▶

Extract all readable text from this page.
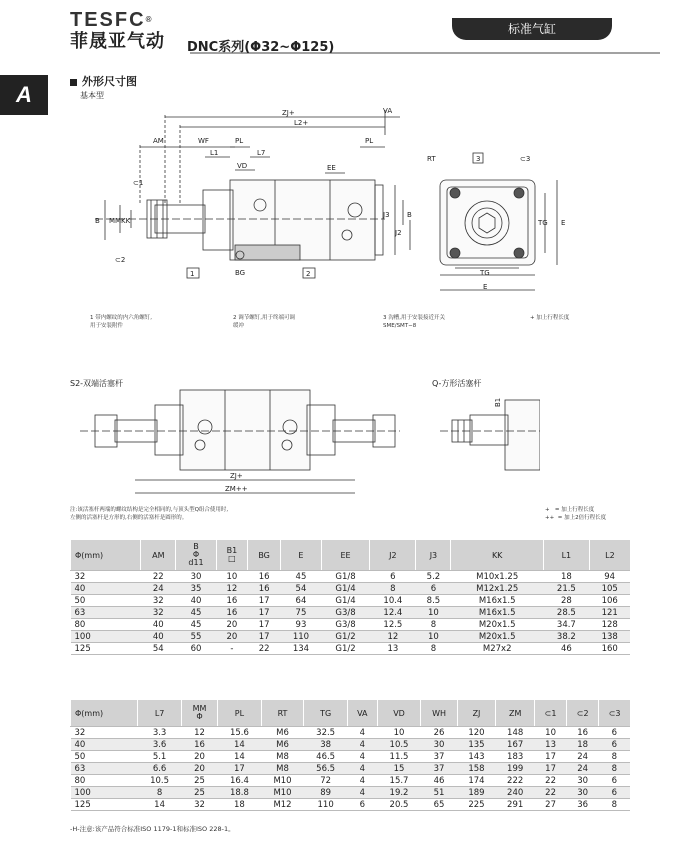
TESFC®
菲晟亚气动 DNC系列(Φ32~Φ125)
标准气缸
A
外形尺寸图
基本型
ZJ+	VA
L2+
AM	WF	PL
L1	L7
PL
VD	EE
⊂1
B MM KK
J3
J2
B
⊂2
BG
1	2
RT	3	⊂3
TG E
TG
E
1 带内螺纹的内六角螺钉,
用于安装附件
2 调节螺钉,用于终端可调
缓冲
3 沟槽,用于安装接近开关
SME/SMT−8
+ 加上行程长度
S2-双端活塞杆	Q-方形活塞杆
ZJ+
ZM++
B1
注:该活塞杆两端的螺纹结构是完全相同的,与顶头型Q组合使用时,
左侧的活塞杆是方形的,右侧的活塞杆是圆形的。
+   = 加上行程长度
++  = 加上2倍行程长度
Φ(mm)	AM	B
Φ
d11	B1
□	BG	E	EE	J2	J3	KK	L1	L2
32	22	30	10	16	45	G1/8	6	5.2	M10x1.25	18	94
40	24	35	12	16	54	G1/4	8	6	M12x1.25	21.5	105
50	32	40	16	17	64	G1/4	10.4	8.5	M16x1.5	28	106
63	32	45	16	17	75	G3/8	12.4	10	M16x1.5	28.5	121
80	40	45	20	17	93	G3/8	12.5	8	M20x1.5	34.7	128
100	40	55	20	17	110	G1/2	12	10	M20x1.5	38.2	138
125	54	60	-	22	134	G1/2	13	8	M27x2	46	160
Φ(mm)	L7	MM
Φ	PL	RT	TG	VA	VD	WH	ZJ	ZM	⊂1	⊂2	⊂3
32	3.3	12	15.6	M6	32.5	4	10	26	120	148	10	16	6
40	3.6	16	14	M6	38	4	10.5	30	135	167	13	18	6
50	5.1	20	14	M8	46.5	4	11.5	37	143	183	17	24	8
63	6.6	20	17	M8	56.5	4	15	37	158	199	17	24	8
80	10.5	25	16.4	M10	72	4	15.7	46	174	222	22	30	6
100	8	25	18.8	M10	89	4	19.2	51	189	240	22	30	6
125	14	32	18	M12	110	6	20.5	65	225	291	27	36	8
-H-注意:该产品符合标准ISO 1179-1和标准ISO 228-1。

◀
▶

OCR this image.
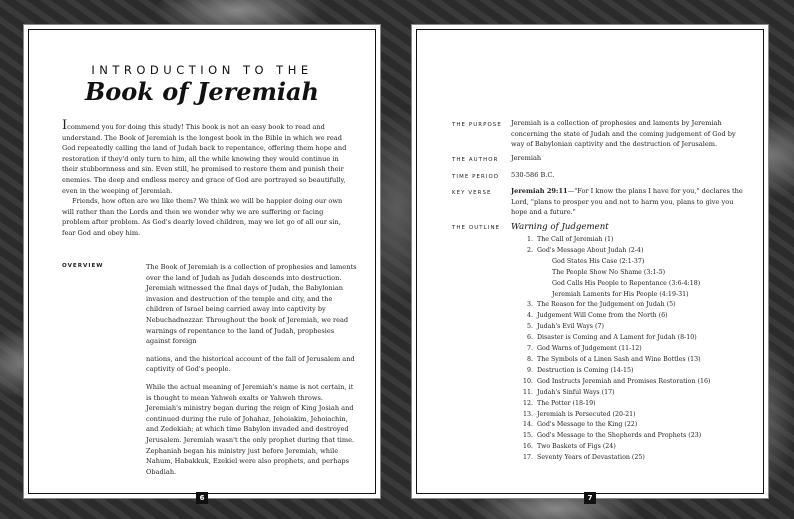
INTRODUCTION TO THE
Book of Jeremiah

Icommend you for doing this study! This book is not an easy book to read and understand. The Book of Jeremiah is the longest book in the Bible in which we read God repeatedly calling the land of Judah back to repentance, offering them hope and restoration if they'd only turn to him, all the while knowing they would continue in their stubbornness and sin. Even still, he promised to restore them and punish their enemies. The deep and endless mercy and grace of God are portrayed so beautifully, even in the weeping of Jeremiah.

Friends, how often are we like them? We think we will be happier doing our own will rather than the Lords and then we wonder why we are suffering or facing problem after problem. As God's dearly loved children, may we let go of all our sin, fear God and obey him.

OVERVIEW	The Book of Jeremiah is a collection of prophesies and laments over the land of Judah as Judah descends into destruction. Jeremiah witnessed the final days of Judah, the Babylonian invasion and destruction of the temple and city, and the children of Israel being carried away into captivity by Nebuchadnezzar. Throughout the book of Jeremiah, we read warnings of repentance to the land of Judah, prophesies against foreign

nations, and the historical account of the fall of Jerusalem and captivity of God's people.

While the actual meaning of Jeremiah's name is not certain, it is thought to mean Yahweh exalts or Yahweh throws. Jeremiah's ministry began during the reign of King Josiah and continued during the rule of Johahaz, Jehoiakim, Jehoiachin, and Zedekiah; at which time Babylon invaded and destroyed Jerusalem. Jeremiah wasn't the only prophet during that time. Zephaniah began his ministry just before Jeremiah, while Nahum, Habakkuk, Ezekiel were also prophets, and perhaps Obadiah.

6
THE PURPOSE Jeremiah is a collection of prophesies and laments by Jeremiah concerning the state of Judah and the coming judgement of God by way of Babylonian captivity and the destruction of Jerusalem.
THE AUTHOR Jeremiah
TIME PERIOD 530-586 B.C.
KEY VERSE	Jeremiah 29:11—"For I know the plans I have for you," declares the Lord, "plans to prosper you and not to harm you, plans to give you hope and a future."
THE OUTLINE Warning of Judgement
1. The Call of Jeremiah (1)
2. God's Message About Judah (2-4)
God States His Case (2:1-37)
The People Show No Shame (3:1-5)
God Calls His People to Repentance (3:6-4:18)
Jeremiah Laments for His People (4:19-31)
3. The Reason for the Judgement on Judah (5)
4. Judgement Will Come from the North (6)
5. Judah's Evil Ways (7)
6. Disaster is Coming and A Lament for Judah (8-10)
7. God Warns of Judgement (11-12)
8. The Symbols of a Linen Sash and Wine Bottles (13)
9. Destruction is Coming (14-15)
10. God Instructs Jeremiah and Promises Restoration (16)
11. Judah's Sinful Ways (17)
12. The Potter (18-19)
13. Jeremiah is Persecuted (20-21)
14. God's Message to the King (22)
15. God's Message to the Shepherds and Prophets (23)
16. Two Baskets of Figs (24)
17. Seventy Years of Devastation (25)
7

◀

From the records, copy every line that has the string "this" in it.

== The result ==
Extract all readable text from this page.
OCR this image.
Icommend you for doing this study! This book is not an easy book to read and understand. The Book of Jeremiah is the longest book in the Bible in which we read God repeatedly calling the land of Judah back to repentance, offering them hope and restoration if they'd only turn to him, all the while knowing they would continue in their stubbornness and sin. Even still, he promised to restore them and punish their enemies. The deep and endless mercy and grace of God are portrayed so beautifully, even in the weeping of Jeremiah.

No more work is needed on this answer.